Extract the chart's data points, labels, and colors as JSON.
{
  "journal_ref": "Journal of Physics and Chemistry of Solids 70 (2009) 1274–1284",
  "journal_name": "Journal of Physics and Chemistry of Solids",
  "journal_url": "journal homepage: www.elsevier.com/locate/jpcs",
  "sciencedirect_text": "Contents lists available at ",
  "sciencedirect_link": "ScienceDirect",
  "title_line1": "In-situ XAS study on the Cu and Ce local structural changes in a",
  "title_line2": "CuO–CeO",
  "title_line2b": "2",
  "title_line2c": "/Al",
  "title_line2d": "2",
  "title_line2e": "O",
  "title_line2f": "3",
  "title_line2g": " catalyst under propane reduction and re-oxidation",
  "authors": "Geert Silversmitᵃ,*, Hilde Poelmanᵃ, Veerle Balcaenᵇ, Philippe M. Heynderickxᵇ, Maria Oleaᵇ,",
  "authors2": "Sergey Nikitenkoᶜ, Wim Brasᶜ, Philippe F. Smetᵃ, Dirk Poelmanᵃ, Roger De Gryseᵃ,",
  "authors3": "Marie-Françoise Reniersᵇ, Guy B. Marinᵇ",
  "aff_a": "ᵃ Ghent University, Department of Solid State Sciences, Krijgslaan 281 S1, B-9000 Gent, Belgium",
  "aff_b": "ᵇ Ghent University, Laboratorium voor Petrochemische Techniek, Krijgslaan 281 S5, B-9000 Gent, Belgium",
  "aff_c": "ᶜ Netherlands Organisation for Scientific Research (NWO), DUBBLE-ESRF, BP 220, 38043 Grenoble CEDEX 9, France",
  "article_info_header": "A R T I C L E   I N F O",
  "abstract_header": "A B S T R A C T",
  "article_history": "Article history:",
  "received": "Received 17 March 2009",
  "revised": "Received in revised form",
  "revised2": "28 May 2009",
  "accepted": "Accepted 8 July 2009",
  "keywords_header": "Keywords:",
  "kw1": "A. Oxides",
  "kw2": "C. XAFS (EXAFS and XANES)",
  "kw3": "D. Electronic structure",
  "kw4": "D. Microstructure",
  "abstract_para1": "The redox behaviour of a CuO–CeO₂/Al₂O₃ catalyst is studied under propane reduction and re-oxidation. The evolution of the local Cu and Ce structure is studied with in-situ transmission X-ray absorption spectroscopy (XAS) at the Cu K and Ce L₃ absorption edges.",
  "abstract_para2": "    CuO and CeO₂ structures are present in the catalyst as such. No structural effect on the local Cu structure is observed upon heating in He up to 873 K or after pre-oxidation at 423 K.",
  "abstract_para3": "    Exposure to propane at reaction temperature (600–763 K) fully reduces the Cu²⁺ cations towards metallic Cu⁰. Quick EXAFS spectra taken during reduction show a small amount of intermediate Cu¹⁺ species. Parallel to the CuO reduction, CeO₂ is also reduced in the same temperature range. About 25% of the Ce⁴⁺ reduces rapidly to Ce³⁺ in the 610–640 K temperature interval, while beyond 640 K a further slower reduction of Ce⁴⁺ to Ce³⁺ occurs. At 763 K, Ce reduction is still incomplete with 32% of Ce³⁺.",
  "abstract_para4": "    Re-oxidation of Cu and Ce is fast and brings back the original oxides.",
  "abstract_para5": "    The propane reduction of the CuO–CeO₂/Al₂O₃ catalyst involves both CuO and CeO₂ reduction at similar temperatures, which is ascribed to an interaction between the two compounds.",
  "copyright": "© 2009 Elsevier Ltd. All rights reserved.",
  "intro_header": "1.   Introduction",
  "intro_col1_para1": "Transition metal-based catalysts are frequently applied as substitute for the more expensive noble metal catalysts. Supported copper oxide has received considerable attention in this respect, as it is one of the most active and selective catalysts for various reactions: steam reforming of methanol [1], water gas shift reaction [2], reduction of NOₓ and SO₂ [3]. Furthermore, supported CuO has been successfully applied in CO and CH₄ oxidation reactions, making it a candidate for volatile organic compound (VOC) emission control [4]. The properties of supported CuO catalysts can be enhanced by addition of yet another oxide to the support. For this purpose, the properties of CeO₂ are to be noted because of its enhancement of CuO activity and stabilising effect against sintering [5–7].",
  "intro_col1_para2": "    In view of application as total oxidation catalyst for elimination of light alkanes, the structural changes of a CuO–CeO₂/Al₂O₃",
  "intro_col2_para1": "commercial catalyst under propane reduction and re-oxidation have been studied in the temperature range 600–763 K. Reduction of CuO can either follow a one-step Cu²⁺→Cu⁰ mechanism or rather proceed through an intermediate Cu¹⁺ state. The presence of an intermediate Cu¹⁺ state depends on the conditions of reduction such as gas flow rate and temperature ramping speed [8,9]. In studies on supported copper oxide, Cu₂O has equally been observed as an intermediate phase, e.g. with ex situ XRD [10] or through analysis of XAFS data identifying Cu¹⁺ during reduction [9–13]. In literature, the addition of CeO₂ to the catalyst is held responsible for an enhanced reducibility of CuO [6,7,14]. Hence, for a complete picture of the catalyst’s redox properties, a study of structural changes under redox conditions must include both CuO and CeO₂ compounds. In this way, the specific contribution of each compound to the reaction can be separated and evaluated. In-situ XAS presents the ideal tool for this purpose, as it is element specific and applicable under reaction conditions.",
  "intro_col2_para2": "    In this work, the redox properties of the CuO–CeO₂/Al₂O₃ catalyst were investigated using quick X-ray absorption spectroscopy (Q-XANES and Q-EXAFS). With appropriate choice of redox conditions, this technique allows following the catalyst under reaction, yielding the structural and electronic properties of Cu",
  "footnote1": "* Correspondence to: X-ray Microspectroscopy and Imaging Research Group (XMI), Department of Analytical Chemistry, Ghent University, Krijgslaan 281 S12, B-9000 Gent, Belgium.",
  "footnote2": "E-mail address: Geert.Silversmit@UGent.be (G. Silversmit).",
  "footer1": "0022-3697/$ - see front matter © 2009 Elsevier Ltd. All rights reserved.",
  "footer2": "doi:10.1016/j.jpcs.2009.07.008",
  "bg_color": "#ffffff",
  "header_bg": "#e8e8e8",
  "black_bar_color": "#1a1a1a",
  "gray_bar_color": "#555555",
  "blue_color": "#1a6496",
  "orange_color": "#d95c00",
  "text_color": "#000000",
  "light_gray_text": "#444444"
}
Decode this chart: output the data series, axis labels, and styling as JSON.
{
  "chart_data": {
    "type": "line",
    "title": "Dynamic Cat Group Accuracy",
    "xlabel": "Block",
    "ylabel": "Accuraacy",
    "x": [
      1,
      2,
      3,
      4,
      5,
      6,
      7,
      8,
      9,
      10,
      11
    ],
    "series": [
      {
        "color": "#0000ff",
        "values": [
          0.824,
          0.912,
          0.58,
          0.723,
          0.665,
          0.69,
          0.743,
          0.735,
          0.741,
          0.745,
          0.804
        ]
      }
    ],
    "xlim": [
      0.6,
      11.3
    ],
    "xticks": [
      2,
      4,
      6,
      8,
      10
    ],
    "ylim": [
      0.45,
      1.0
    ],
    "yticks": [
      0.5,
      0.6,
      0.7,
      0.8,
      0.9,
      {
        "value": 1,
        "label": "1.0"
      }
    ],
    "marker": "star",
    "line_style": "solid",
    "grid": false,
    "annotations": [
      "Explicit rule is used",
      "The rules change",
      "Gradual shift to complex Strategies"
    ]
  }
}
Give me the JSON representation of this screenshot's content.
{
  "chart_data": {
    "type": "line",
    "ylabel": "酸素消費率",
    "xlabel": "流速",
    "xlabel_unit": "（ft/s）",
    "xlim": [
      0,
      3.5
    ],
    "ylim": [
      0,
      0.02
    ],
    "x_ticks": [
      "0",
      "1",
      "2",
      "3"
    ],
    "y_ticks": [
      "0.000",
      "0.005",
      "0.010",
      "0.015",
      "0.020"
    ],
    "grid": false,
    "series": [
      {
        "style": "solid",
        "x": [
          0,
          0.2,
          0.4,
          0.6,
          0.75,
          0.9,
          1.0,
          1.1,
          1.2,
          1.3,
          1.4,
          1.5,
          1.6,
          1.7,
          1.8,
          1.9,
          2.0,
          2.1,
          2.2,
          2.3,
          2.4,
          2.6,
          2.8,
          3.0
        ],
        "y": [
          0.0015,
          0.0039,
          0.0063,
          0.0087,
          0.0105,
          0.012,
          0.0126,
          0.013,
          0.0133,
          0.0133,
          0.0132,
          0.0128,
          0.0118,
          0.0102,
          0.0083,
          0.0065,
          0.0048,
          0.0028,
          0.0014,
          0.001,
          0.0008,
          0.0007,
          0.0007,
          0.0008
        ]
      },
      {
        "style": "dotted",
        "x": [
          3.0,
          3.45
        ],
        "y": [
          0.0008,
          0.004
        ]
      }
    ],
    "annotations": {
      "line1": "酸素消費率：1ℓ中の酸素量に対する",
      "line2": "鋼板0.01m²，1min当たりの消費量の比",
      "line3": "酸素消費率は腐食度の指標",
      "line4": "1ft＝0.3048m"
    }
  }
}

____

Task: Everything from the line containing "Give me the" to the end of the data above should be quoted exactly, please, both ends included, and nothing outside that span.

Written response:
Give me the JSON representation of this screenshot's content.
{
  "chart_data": {
    "type": "line",
    "ylabel": "酸素消費率",
    "xlabel": "流速",
    "xlabel_unit": "（ft/s）",
    "xlim": [
      0,
      3.5
    ],
    "ylim": [
      0,
      0.02
    ],
    "x_ticks": [
      "0",
      "1",
      "2",
      "3"
    ],
    "y_ticks": [
      "0.000",
      "0.005",
      "0.010",
      "0.015",
      "0.020"
    ],
    "grid": false,
    "series": [
      {
        "style": "solid",
        "x": [
          0,
          0.2,
          0.4,
          0.6,
          0.75,
          0.9,
          1.0,
          1.1,
          1.2,
          1.3,
          1.4,
          1.5,
          1.6,
          1.7,
          1.8,
          1.9,
          2.0,
          2.1,
          2.2,
          2.3,
          2.4,
          2.6,
          2.8,
          3.0
        ],
        "y": [
          0.0015,
          0.0039,
          0.0063,
          0.0087,
          0.0105,
          0.012,
          0.0126,
          0.013,
          0.0133,
          0.0133,
          0.0132,
          0.0128,
          0.0118,
          0.0102,
          0.0083,
          0.0065,
          0.0048,
          0.0028,
          0.0014,
          0.001,
          0.0008,
          0.0007,
          0.0007,
          0.0008
        ]
      },
      {
        "style": "dotted",
        "x": [
          3.0,
          3.45
        ],
        "y": [
          0.0008,
          0.004
        ]
      }
    ],
    "annotations": {
      "line1": "酸素消費率：1ℓ中の酸素量に対する",
      "line2": "鋼板0.01m²，1min当たりの消費量の比",
      "line3": "酸素消費率は腐食度の指標",
      "line4": "1ft＝0.3048m"
    }
  }
}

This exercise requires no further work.